▶ **Work instructions**
Your task is to repeat, word for word, the line containing "Transcribe the text in this document." and all lines that follow it to the end of the material, and no other lines.

▶ **Record list**
# # # #

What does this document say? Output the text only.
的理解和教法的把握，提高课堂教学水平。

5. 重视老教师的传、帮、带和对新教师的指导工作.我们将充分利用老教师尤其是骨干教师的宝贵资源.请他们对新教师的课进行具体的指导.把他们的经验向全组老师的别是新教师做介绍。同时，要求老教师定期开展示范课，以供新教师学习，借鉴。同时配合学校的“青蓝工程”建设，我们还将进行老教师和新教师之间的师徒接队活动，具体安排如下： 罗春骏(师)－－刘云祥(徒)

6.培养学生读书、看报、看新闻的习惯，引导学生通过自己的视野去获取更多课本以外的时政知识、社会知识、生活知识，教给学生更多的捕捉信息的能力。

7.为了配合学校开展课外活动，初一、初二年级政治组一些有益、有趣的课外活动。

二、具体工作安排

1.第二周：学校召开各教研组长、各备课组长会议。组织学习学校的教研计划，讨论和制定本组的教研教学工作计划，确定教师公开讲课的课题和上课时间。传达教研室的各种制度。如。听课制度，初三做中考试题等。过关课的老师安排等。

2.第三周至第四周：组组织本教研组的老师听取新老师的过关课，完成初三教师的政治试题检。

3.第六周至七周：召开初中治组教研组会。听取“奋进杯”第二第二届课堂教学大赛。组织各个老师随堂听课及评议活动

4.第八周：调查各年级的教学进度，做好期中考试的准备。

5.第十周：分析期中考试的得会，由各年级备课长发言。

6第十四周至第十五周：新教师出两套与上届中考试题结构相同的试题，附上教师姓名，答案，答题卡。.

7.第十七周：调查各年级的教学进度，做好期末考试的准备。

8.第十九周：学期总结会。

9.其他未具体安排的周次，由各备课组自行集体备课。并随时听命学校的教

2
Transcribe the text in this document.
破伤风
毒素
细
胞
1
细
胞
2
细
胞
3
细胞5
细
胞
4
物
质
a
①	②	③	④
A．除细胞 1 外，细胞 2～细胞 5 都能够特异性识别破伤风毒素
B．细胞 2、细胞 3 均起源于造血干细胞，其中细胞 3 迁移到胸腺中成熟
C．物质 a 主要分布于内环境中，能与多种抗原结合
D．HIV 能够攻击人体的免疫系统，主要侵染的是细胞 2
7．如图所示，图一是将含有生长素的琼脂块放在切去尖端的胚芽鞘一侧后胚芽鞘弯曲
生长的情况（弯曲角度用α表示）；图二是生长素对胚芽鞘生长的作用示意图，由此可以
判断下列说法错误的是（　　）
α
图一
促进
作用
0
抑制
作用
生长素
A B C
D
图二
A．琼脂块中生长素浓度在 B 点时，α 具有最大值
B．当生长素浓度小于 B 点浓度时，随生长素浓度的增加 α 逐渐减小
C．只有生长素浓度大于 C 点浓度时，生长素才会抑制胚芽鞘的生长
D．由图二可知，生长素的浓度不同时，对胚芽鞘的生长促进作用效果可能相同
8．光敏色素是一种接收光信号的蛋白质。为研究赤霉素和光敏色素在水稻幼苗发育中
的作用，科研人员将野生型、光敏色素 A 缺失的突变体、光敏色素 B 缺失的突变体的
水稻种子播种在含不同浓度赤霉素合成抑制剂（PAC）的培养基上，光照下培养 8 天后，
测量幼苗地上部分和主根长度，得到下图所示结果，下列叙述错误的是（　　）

# # # #

▶ **Result of this task**
Transcribe the text in this document.
破伤风
毒素
细
胞
1
细
胞
2
细
胞
3
细胞5
细
胞
4
物
质
a
①	②	③	④
A．除细胞 1 外，细胞 2～细胞 5 都能够特异性识别破伤风毒素
B．细胞 2、细胞 3 均起源于造血干细胞，其中细胞 3 迁移到胸腺中成熟
C．物质 a 主要分布于内环境中，能与多种抗原结合
D．HIV 能够攻击人体的免疫系统，主要侵染的是细胞 2
7．如图所示，图一是将含有生长素的琼脂块放在切去尖端的胚芽鞘一侧后胚芽鞘弯曲
生长的情况（弯曲角度用α表示）；图二是生长素对胚芽鞘生长的作用示意图，由此可以
判断下列说法错误的是（　　）
α
图一
促进
作用
0
抑制
作用
生长素
A B C
D
图二
A．琼脂块中生长素浓度在 B 点时，α 具有最大值
B．当生长素浓度小于 B 点浓度时，随生长素浓度的增加 α 逐渐减小
C．只有生长素浓度大于 C 点浓度时，生长素才会抑制胚芽鞘的生长
D．由图二可知，生长素的浓度不同时，对胚芽鞘的生长促进作用效果可能相同
8．光敏色素是一种接收光信号的蛋白质。为研究赤霉素和光敏色素在水稻幼苗发育中
的作用，科研人员将野生型、光敏色素 A 缺失的突变体、光敏色素 B 缺失的突变体的
水稻种子播种在含不同浓度赤霉素合成抑制剂（PAC）的培养基上，光照下培养 8 天后，
测量幼苗地上部分和主根长度，得到下图所示结果，下列叙述错误的是（　　）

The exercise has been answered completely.